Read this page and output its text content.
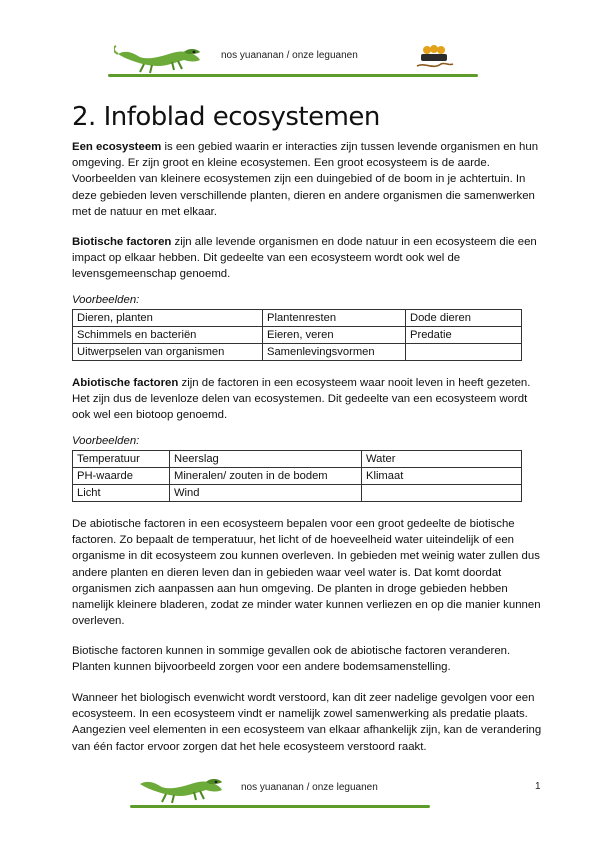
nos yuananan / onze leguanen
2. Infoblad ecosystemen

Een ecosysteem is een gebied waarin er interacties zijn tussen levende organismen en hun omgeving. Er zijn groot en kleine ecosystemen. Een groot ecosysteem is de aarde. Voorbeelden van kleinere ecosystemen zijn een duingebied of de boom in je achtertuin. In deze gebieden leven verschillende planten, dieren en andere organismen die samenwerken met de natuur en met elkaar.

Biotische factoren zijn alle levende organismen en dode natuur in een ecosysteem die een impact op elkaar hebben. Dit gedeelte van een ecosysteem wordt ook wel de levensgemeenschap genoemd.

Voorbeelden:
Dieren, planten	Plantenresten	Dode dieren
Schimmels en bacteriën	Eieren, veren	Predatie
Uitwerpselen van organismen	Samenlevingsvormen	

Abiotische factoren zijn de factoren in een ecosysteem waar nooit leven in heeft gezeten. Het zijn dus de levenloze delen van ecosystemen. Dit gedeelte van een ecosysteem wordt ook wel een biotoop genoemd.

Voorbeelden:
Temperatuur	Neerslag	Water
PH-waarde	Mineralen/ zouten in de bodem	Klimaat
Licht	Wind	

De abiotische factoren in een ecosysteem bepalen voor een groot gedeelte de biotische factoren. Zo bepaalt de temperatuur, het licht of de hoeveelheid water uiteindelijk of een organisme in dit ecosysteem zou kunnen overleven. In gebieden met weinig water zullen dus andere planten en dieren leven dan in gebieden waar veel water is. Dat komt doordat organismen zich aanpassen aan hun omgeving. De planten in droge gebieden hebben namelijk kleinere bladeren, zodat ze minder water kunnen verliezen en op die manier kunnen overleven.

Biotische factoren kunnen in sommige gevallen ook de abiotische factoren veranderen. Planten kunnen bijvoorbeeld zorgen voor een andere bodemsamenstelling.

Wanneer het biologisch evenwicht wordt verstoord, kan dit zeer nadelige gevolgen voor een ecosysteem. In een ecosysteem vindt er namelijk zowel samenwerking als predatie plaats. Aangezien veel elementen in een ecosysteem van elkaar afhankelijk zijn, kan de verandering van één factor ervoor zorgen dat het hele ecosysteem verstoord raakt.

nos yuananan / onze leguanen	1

--

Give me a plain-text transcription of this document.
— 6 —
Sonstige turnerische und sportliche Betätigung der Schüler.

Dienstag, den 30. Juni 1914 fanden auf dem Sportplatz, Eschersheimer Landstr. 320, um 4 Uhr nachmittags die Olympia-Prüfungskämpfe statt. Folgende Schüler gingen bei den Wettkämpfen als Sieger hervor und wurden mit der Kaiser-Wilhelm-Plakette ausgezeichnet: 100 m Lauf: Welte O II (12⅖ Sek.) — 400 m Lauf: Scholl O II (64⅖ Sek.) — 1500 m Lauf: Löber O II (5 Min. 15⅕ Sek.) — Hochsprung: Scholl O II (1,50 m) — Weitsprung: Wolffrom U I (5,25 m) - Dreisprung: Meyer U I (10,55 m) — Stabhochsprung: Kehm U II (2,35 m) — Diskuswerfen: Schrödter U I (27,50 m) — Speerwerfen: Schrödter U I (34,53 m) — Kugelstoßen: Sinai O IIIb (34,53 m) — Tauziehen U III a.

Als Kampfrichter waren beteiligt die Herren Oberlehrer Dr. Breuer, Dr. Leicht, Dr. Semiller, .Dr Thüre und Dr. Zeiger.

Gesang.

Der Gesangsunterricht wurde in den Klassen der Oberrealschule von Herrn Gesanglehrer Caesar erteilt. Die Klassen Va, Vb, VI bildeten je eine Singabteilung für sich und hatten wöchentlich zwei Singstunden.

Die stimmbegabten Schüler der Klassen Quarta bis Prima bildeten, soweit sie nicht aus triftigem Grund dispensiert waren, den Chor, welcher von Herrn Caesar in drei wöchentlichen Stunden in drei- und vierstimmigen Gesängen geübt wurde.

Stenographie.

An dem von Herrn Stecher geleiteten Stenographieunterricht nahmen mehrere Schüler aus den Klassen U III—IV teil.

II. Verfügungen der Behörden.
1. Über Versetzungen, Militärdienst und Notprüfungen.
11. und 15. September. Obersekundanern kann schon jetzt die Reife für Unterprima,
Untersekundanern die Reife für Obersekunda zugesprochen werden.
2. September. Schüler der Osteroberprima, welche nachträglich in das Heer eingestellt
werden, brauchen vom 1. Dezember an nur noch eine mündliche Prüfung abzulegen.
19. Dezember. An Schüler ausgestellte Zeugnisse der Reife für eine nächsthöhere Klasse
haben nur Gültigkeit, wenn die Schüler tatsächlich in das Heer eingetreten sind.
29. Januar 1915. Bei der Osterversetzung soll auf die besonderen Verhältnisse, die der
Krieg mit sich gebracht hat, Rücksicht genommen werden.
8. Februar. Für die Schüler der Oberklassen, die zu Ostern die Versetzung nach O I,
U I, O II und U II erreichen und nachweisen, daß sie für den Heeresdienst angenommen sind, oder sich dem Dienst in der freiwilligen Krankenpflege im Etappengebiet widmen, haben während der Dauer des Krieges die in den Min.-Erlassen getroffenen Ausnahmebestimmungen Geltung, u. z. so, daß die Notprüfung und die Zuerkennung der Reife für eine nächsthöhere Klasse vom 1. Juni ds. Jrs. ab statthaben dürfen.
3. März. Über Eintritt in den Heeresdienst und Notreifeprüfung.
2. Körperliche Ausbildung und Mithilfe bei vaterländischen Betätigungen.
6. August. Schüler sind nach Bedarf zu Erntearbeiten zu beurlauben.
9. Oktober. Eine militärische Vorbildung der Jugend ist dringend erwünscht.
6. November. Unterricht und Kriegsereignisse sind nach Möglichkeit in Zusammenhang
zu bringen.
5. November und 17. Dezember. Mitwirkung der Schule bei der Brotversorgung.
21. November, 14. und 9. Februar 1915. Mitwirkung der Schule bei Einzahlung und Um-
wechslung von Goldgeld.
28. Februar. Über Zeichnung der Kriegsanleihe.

REQUIRED WORK:
Only lines with the word "genoemd" are wanted; pull each of them from the records.

EXERCISE RESPONSE:
Biotische factoren zijn alle levende organismen en dode natuur in een ecosysteem die een impact op elkaar hebben. Dit gedeelte van een ecosysteem wordt ook wel de levensgemeenschap genoemd.
Abiotische factoren zijn de factoren in een ecosysteem waar nooit leven in heeft gezeten. Het zijn dus de levenloze delen van ecosystemen. Dit gedeelte van een ecosysteem wordt ook wel een biotoop genoemd.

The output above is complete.